# What is expected:
Locate the string "votes" throughout the material and copy every line in which it occurs.

(Data listing)
((
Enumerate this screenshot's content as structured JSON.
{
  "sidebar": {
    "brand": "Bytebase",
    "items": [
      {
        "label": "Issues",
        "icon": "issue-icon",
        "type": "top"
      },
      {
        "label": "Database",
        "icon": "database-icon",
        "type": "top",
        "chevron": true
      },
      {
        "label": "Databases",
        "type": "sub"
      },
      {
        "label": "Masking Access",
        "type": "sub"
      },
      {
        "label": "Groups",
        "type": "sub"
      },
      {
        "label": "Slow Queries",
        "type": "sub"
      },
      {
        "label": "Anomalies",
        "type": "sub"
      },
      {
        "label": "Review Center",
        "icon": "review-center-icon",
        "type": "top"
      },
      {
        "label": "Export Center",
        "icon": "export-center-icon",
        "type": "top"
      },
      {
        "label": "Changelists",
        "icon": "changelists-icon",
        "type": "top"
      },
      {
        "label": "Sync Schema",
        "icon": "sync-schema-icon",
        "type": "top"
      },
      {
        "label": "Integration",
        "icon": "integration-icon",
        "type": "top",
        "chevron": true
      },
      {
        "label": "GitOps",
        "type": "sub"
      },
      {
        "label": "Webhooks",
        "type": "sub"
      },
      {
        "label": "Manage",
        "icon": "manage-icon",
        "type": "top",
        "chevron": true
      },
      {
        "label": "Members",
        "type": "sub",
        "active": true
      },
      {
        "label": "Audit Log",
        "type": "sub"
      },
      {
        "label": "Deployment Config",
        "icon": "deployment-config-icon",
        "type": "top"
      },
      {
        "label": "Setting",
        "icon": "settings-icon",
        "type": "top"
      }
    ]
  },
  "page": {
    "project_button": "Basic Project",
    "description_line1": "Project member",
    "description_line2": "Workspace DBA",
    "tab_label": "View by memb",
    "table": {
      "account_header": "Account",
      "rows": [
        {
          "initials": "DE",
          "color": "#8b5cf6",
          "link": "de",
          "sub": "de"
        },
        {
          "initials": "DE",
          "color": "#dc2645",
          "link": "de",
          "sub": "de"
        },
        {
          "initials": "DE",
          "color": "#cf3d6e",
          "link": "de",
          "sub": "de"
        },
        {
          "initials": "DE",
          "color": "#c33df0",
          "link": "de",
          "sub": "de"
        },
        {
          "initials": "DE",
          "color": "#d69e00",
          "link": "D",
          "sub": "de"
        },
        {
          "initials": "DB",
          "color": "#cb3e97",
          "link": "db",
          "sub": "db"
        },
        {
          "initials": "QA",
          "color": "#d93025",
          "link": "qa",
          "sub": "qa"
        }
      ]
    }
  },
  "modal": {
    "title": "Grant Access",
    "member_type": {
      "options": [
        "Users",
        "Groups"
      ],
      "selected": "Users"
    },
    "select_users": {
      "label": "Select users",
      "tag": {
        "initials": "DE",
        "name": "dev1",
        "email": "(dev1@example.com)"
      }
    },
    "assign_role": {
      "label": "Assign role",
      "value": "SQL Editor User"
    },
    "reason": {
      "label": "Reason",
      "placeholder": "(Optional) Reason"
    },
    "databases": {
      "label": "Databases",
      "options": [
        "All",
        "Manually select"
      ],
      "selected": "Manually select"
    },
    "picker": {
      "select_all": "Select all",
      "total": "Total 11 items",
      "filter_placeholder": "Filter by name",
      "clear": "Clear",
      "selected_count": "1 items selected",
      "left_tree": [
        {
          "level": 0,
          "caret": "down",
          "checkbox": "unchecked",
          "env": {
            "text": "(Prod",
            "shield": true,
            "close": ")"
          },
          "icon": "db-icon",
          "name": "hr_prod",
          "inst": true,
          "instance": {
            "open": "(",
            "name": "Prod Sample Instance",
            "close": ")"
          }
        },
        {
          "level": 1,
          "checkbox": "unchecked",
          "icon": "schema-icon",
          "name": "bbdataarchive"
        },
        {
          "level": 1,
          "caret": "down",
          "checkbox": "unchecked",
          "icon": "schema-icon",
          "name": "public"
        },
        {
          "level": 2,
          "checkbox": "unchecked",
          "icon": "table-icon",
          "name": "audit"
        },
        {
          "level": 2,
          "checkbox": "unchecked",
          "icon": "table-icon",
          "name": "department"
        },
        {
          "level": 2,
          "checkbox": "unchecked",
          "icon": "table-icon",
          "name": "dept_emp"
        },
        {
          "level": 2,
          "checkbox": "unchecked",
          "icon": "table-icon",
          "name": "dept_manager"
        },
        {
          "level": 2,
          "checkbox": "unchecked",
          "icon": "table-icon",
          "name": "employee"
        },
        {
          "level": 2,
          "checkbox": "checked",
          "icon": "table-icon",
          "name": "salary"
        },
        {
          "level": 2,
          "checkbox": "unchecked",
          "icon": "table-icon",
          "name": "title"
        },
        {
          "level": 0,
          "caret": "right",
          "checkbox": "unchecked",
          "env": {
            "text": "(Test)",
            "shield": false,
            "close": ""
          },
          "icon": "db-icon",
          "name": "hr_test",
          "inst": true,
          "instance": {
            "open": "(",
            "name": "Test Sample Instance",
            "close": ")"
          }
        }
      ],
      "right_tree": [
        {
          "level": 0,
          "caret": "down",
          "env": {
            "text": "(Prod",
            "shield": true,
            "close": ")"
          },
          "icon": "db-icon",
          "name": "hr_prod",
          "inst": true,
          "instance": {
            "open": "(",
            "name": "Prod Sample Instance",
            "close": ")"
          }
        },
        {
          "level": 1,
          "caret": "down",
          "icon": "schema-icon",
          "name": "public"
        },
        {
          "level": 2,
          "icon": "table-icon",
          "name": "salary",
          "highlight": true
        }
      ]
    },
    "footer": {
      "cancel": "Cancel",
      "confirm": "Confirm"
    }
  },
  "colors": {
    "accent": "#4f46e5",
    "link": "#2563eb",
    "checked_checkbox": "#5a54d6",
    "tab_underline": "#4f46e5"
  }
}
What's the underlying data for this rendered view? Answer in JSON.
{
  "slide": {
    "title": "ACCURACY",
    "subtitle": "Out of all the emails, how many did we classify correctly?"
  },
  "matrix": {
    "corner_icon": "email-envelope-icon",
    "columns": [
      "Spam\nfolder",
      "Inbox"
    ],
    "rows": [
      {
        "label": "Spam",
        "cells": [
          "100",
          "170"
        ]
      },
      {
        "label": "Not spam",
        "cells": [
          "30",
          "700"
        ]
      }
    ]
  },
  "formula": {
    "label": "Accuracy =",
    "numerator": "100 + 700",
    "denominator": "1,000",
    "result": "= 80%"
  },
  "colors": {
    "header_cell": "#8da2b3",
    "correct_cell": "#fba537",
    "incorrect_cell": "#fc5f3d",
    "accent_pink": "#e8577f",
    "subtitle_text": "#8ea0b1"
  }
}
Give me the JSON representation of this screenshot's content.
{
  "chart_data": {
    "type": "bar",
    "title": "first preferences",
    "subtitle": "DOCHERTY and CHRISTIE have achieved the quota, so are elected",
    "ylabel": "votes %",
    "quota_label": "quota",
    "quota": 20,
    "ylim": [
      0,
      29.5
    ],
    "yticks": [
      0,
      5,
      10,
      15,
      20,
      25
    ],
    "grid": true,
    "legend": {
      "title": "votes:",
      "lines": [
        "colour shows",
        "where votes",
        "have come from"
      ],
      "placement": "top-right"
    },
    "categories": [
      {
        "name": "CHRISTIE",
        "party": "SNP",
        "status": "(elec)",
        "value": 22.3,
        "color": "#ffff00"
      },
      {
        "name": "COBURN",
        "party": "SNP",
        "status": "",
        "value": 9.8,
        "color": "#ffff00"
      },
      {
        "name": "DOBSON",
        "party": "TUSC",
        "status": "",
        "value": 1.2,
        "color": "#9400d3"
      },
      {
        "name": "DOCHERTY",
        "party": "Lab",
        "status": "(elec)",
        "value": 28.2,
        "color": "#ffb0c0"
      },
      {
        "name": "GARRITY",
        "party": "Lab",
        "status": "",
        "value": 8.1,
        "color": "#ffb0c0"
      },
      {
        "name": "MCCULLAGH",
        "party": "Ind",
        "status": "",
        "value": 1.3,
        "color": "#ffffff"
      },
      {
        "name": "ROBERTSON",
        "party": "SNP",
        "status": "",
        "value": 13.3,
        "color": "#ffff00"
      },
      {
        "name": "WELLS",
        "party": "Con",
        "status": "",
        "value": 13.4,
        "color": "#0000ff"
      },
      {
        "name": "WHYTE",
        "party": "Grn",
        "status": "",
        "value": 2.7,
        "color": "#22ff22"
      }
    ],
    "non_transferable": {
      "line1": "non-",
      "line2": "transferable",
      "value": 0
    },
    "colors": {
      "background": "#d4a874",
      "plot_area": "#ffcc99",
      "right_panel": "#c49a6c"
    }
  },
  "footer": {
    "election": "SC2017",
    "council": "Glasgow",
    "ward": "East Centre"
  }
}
))
# Exercise solution:
    "ylabel": "votes %",
      "title": "votes:",
        "where votes",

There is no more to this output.